** START OF DATA SHOWN **

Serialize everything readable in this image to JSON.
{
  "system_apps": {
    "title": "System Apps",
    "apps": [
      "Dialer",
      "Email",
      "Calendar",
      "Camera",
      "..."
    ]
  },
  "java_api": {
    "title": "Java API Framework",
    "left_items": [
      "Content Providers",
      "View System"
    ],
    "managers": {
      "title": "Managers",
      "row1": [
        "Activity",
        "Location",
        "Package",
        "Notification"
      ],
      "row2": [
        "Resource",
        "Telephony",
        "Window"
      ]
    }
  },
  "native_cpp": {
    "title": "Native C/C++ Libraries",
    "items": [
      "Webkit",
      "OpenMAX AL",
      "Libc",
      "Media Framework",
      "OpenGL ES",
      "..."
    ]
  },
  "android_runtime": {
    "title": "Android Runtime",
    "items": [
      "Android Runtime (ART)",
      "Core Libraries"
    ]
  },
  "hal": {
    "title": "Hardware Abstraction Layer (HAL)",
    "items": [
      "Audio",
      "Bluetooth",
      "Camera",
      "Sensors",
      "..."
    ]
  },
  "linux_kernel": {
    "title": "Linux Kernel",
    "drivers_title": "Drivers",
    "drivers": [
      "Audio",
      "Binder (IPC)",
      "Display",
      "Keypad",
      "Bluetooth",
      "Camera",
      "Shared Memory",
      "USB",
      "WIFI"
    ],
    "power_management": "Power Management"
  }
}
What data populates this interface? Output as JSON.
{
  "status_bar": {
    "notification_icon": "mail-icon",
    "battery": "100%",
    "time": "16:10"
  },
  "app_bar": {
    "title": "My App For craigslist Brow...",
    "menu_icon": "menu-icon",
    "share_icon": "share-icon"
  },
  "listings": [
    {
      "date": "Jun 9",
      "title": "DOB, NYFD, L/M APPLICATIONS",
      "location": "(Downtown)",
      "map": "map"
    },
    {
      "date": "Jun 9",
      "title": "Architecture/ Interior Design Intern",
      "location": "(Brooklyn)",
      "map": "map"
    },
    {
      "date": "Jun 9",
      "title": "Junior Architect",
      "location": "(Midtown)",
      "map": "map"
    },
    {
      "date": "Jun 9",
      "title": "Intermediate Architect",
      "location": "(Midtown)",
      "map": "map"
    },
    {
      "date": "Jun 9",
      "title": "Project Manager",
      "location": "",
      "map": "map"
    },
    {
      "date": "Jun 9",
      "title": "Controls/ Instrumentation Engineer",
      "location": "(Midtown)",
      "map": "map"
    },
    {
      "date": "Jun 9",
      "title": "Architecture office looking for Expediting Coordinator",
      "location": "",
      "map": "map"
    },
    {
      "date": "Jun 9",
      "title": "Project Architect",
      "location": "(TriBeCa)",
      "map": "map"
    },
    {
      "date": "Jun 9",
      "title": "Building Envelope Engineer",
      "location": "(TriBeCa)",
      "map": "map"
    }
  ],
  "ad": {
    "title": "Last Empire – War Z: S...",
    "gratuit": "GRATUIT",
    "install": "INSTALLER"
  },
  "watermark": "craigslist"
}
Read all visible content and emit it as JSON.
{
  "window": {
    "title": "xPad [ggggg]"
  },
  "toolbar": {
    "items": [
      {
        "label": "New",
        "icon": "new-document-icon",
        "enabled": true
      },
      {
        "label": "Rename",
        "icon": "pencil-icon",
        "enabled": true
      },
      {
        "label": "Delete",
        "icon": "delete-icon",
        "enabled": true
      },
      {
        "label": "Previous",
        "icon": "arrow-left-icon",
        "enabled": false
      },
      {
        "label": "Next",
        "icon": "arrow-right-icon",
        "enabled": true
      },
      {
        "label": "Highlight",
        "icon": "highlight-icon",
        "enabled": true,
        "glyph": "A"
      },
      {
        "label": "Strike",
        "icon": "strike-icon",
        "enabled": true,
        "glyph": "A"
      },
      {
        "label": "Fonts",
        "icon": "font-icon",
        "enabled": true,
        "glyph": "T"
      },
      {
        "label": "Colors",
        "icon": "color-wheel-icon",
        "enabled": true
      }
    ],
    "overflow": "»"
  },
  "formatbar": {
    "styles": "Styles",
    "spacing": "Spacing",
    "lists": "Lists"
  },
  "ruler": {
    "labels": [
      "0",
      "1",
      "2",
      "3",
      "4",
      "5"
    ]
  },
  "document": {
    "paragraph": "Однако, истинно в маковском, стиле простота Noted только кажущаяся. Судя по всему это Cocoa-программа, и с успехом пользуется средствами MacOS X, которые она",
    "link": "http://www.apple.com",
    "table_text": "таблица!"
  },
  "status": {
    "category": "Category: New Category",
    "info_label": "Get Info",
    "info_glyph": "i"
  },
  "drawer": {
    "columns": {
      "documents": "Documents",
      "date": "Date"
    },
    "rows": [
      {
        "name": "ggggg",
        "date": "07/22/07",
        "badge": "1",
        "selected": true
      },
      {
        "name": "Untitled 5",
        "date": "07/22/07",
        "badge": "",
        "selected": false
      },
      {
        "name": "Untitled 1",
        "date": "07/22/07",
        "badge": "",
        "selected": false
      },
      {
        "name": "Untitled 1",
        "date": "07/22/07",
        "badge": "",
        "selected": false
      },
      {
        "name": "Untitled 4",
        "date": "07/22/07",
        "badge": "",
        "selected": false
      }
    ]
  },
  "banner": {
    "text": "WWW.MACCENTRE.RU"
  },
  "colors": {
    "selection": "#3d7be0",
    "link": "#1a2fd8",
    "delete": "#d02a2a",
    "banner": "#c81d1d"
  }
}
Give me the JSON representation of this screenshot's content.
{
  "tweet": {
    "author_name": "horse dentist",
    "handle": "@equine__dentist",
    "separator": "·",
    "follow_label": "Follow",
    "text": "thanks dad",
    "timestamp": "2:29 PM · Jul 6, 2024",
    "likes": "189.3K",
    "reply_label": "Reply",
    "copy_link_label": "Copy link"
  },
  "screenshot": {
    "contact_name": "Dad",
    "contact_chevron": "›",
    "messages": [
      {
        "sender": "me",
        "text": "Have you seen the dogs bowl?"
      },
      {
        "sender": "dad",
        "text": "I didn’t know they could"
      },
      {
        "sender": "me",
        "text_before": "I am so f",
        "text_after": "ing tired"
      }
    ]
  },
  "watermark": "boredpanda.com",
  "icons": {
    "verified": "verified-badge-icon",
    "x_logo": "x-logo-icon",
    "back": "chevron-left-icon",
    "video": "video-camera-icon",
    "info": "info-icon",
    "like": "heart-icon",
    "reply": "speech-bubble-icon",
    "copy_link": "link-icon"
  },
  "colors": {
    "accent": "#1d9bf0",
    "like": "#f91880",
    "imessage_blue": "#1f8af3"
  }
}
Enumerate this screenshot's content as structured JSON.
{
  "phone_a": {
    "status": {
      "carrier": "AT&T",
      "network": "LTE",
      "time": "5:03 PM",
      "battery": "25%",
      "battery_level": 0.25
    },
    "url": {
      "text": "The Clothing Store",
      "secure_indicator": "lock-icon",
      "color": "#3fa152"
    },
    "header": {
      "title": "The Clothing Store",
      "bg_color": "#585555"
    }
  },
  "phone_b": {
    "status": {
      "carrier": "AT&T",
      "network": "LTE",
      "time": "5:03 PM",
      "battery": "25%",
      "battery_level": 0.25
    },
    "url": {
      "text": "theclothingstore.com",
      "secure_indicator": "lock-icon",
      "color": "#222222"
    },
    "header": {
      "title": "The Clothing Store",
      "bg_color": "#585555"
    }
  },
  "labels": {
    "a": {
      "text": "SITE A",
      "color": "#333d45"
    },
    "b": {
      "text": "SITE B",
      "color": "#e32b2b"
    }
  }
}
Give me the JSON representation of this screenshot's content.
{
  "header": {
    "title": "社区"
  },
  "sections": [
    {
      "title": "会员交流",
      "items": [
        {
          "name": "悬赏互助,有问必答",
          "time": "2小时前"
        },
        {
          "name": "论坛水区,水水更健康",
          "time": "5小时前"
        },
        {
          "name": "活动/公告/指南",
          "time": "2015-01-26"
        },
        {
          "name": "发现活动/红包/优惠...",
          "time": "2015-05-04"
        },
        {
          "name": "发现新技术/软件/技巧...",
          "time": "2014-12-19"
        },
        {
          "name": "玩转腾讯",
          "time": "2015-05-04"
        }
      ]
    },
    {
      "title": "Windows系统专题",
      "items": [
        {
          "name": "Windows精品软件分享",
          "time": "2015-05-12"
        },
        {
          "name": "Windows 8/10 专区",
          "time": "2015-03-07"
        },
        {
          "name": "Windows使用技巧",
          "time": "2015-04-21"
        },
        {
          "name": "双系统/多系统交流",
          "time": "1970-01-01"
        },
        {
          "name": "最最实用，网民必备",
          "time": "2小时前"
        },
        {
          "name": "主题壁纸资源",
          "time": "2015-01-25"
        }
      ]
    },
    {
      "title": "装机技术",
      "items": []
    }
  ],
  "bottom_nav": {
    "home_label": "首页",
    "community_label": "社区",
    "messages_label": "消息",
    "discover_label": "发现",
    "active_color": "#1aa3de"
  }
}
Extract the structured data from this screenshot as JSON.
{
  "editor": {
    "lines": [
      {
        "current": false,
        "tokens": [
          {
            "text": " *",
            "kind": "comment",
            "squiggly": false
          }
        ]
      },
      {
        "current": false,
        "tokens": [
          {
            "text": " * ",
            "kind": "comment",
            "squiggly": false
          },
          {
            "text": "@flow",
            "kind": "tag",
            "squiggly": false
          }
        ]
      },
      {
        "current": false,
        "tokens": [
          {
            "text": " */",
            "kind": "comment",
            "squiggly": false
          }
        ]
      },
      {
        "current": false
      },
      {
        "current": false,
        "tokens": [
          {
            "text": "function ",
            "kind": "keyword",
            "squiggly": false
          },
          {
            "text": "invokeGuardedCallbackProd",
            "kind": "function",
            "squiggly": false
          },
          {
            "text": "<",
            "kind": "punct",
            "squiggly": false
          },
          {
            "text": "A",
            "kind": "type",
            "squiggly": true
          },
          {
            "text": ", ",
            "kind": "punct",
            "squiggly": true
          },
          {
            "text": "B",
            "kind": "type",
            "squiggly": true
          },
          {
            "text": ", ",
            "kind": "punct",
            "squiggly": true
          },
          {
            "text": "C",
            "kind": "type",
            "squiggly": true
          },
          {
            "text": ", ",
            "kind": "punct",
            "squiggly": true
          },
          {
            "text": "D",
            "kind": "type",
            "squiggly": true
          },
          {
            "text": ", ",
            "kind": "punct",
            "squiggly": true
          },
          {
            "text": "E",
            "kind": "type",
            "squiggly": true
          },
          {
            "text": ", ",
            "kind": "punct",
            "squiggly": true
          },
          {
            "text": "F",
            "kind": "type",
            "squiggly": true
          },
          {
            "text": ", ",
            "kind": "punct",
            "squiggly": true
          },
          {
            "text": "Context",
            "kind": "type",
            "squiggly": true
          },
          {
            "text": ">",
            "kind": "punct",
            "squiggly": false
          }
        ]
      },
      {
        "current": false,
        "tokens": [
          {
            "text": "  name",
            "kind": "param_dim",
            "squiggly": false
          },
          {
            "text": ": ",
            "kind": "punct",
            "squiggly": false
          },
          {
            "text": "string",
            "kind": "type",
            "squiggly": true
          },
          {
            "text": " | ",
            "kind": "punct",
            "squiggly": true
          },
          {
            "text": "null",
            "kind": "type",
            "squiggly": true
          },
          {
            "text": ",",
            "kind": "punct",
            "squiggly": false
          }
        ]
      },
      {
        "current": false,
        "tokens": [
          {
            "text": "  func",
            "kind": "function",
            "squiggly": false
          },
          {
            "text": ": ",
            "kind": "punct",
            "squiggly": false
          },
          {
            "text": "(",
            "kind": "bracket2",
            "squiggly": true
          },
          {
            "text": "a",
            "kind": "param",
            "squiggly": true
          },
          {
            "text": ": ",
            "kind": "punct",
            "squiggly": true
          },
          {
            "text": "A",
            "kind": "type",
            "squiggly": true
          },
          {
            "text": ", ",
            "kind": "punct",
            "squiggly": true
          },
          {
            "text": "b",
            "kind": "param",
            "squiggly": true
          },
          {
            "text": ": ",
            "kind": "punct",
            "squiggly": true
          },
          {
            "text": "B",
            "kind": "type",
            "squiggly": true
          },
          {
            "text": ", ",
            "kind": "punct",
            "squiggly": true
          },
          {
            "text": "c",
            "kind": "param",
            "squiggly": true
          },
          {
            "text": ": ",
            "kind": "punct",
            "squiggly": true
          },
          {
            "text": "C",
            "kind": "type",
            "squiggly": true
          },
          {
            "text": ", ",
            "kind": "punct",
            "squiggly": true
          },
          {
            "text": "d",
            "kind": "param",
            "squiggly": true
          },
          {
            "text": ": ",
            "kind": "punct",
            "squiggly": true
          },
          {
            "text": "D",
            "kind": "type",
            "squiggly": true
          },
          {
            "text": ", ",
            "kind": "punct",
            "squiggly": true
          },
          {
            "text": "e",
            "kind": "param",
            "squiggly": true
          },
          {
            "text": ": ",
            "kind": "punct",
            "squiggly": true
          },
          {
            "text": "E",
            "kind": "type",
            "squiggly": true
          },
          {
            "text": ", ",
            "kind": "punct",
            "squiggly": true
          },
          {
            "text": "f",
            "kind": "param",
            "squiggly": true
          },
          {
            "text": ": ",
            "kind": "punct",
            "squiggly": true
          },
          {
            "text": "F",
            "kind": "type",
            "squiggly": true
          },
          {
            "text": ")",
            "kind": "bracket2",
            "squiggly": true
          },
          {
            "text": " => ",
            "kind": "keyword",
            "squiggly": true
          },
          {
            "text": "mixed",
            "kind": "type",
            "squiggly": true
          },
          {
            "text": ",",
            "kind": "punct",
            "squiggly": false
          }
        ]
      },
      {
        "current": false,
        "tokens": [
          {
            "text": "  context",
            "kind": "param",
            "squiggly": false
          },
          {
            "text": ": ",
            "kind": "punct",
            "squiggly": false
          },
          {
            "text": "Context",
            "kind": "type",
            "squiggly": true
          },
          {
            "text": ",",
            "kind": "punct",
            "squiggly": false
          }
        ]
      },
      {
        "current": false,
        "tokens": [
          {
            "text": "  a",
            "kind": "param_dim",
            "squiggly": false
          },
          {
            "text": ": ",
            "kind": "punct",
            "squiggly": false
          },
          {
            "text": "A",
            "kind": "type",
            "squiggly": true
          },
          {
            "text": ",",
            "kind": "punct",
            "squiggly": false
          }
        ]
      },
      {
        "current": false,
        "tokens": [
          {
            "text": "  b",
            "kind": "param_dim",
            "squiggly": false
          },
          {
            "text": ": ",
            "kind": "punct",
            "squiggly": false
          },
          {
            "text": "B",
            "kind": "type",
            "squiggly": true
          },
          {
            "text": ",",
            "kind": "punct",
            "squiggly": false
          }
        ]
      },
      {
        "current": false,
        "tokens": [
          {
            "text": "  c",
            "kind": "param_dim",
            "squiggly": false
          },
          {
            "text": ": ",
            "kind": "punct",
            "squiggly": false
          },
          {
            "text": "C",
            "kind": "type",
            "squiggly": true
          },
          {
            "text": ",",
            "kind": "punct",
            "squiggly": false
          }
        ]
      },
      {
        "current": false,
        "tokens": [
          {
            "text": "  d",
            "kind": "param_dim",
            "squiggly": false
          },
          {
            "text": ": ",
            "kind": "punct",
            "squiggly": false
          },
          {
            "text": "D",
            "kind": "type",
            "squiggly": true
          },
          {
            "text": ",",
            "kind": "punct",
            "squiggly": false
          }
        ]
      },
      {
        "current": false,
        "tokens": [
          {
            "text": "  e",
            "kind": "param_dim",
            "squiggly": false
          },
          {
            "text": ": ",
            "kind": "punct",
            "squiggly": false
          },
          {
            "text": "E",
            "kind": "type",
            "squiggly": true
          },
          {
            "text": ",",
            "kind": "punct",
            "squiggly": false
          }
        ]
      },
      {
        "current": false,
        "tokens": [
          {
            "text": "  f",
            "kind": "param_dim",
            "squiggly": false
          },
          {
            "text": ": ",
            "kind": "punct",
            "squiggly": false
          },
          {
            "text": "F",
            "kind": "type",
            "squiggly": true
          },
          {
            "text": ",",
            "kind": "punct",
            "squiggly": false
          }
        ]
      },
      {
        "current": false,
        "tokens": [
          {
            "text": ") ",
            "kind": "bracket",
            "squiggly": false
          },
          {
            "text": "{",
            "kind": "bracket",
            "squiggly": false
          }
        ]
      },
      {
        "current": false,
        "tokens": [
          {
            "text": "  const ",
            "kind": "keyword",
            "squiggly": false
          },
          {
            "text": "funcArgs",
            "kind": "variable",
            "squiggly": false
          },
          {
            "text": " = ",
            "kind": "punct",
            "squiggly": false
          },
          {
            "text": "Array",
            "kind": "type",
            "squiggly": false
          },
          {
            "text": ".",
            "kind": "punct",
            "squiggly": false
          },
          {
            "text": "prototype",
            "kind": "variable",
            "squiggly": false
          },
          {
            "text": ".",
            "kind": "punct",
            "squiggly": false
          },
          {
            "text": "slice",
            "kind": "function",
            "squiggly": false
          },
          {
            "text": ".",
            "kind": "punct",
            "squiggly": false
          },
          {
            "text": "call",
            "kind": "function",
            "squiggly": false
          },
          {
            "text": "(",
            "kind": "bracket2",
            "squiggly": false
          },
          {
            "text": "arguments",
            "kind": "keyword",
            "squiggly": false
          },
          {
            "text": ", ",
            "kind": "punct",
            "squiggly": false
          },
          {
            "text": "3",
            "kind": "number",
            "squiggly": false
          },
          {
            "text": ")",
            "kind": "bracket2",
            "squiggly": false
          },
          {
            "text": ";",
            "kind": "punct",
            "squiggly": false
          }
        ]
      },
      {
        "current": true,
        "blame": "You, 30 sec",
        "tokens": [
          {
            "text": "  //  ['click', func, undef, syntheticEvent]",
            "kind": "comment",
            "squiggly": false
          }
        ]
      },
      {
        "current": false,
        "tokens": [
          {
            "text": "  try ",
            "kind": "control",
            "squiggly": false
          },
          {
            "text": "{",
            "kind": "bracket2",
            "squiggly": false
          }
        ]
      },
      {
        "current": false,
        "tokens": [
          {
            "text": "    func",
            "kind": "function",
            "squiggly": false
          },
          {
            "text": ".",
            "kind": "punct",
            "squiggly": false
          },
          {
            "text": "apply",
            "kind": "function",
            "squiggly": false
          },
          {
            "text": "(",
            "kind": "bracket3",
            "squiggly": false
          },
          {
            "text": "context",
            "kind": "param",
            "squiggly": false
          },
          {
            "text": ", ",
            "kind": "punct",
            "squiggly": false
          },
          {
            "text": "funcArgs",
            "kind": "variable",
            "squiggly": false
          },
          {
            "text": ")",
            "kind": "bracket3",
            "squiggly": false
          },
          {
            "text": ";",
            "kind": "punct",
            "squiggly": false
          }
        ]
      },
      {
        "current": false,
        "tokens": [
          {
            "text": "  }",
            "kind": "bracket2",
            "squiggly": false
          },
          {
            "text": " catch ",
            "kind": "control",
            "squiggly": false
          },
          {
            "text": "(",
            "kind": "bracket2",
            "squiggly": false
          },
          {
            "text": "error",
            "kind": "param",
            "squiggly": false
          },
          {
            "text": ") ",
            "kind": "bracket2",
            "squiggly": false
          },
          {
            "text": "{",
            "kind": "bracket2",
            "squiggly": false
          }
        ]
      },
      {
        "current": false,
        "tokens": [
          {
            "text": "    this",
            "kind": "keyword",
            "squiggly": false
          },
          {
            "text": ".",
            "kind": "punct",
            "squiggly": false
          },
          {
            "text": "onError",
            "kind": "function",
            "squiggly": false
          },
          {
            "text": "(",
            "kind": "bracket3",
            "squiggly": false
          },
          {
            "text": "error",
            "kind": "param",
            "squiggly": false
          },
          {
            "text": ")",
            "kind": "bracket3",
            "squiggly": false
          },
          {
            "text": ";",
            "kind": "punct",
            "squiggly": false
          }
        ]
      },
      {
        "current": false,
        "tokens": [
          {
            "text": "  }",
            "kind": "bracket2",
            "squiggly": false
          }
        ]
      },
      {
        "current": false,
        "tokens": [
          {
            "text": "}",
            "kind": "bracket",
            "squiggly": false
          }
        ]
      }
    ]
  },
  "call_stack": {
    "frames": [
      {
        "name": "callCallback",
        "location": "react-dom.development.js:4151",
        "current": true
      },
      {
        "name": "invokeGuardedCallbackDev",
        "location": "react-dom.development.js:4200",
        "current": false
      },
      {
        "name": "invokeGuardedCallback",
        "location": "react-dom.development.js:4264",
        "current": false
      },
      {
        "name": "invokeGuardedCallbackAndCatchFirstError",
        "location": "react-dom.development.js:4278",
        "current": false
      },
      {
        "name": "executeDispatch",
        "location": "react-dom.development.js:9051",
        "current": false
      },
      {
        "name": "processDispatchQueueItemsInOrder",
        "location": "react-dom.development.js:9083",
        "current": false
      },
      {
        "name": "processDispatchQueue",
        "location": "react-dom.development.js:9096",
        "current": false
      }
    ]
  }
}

** END OF DATA SHOWN **

> **DIRECTIONS**
From the records above, pick out and copy each line holding the word "Untitled".

> **SOLUTION TO THIS EXERCISE**
        "name": "Untitled 5",
        "name": "Untitled 1",
        "name": "Untitled 1",
        "name": "Untitled 4",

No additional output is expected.